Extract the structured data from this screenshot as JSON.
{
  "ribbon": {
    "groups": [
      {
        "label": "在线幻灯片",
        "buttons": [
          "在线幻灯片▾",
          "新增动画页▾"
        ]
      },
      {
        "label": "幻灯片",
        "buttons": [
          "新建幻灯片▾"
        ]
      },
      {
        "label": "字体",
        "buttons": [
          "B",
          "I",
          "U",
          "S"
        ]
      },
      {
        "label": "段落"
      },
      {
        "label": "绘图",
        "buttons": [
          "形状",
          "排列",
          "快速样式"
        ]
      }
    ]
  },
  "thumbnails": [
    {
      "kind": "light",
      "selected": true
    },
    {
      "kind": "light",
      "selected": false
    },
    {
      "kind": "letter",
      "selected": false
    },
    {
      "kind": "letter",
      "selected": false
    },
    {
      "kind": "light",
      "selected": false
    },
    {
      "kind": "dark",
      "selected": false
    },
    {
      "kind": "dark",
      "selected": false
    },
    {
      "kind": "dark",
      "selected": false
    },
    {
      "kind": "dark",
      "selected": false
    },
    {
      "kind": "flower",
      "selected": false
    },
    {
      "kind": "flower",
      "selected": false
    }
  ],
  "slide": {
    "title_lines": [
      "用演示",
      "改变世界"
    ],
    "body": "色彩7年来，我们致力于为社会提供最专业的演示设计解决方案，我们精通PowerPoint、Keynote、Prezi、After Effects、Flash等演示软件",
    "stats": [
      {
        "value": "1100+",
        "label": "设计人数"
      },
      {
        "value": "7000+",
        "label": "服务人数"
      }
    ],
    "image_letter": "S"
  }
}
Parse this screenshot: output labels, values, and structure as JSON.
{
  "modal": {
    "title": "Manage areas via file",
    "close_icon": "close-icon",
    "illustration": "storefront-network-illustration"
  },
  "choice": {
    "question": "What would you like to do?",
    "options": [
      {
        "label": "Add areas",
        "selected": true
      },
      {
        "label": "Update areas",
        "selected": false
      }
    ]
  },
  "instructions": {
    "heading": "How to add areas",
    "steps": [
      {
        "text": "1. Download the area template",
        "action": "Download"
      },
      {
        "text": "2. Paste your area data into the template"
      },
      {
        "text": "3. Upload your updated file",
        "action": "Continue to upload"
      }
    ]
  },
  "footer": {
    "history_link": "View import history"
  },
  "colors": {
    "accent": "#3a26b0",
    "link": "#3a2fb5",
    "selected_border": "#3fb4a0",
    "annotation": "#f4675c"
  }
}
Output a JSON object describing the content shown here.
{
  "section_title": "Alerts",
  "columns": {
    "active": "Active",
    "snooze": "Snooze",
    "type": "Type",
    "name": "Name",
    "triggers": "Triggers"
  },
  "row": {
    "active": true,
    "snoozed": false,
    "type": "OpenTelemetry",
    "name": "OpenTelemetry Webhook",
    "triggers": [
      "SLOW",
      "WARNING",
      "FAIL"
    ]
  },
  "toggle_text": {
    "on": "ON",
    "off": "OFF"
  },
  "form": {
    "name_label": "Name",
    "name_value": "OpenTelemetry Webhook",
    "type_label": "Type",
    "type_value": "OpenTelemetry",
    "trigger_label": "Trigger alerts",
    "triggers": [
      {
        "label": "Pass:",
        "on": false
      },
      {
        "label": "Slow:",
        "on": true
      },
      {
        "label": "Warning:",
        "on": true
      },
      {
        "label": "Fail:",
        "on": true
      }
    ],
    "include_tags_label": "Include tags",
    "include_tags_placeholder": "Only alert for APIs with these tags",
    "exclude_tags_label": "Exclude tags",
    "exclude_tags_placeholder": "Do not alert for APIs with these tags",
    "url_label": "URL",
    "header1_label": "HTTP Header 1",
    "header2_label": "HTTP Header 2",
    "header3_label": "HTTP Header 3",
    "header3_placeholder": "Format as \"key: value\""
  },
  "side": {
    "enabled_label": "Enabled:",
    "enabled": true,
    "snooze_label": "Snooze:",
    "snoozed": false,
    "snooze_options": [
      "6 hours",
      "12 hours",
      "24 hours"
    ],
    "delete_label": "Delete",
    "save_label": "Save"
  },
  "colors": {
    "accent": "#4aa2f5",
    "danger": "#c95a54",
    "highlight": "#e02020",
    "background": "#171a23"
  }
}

______

## Set task
Every line above should be retyped exactly as given.

## Written response
Extract the structured data from this screenshot as JSON.
{
  "ribbon": {
    "groups": [
      {
        "label": "在线幻灯片",
        "buttons": [
          "在线幻灯片▾",
          "新增动画页▾"
        ]
      },
      {
        "label": "幻灯片",
        "buttons": [
          "新建幻灯片▾"
        ]
      },
      {
        "label": "字体",
        "buttons": [
          "B",
          "I",
          "U",
          "S"
        ]
      },
      {
        "label": "段落"
      },
      {
        "label": "绘图",
        "buttons": [
          "形状",
          "排列",
          "快速样式"
        ]
      }
    ]
  },
  "thumbnails": [
    {
      "kind": "light",
      "selected": true
    },
    {
      "kind": "light",
      "selected": false
    },
    {
      "kind": "letter",
      "selected": false
    },
    {
      "kind": "letter",
      "selected": false
    },
    {
      "kind": "light",
      "selected": false
    },
    {
      "kind": "dark",
      "selected": false
    },
    {
      "kind": "dark",
      "selected": false
    },
    {
      "kind": "dark",
      "selected": false
    },
    {
      "kind": "dark",
      "selected": false
    },
    {
      "kind": "flower",
      "selected": false
    },
    {
      "kind": "flower",
      "selected": false
    }
  ],
  "slide": {
    "title_lines": [
      "用演示",
      "改变世界"
    ],
    "body": "色彩7年来，我们致力于为社会提供最专业的演示设计解决方案，我们精通PowerPoint、Keynote、Prezi、After Effects、Flash等演示软件",
    "stats": [
      {
        "value": "1100+",
        "label": "设计人数"
      },
      {
        "value": "7000+",
        "label": "服务人数"
      }
    ],
    "image_letter": "S"
  }
}
Parse this screenshot: output labels, values, and structure as JSON.
{
  "modal": {
    "title": "Manage areas via file",
    "close_icon": "close-icon",
    "illustration": "storefront-network-illustration"
  },
  "choice": {
    "question": "What would you like to do?",
    "options": [
      {
        "label": "Add areas",
        "selected": true
      },
      {
        "label": "Update areas",
        "selected": false
      }
    ]
  },
  "instructions": {
    "heading": "How to add areas",
    "steps": [
      {
        "text": "1. Download the area template",
        "action": "Download"
      },
      {
        "text": "2. Paste your area data into the template"
      },
      {
        "text": "3. Upload your updated file",
        "action": "Continue to upload"
      }
    ]
  },
  "footer": {
    "history_link": "View import history"
  },
  "colors": {
    "accent": "#3a26b0",
    "link": "#3a2fb5",
    "selected_border": "#3fb4a0",
    "annotation": "#f4675c"
  }
}
Output a JSON object describing the content shown here.
{
  "section_title": "Alerts",
  "columns": {
    "active": "Active",
    "snooze": "Snooze",
    "type": "Type",
    "name": "Name",
    "triggers": "Triggers"
  },
  "row": {
    "active": true,
    "snoozed": false,
    "type": "OpenTelemetry",
    "name": "OpenTelemetry Webhook",
    "triggers": [
      "SLOW",
      "WARNING",
      "FAIL"
    ]
  },
  "toggle_text": {
    "on": "ON",
    "off": "OFF"
  },
  "form": {
    "name_label": "Name",
    "name_value": "OpenTelemetry Webhook",
    "type_label": "Type",
    "type_value": "OpenTelemetry",
    "trigger_label": "Trigger alerts",
    "triggers": [
      {
        "label": "Pass:",
        "on": false
      },
      {
        "label": "Slow:",
        "on": true
      },
      {
        "label": "Warning:",
        "on": true
      },
      {
        "label": "Fail:",
        "on": true
      }
    ],
    "include_tags_label": "Include tags",
    "include_tags_placeholder": "Only alert for APIs with these tags",
    "exclude_tags_label": "Exclude tags",
    "exclude_tags_placeholder": "Do not alert for APIs with these tags",
    "url_label": "URL",
    "header1_label": "HTTP Header 1",
    "header2_label": "HTTP Header 2",
    "header3_label": "HTTP Header 3",
    "header3_placeholder": "Format as \"key: value\""
  },
  "side": {
    "enabled_label": "Enabled:",
    "enabled": true,
    "snooze_label": "Snooze:",
    "snoozed": false,
    "snooze_options": [
      "6 hours",
      "12 hours",
      "24 hours"
    ],
    "delete_label": "Delete",
    "save_label": "Save"
  },
  "colors": {
    "accent": "#4aa2f5",
    "danger": "#c95a54",
    "highlight": "#e02020",
    "background": "#171a23"
  }
}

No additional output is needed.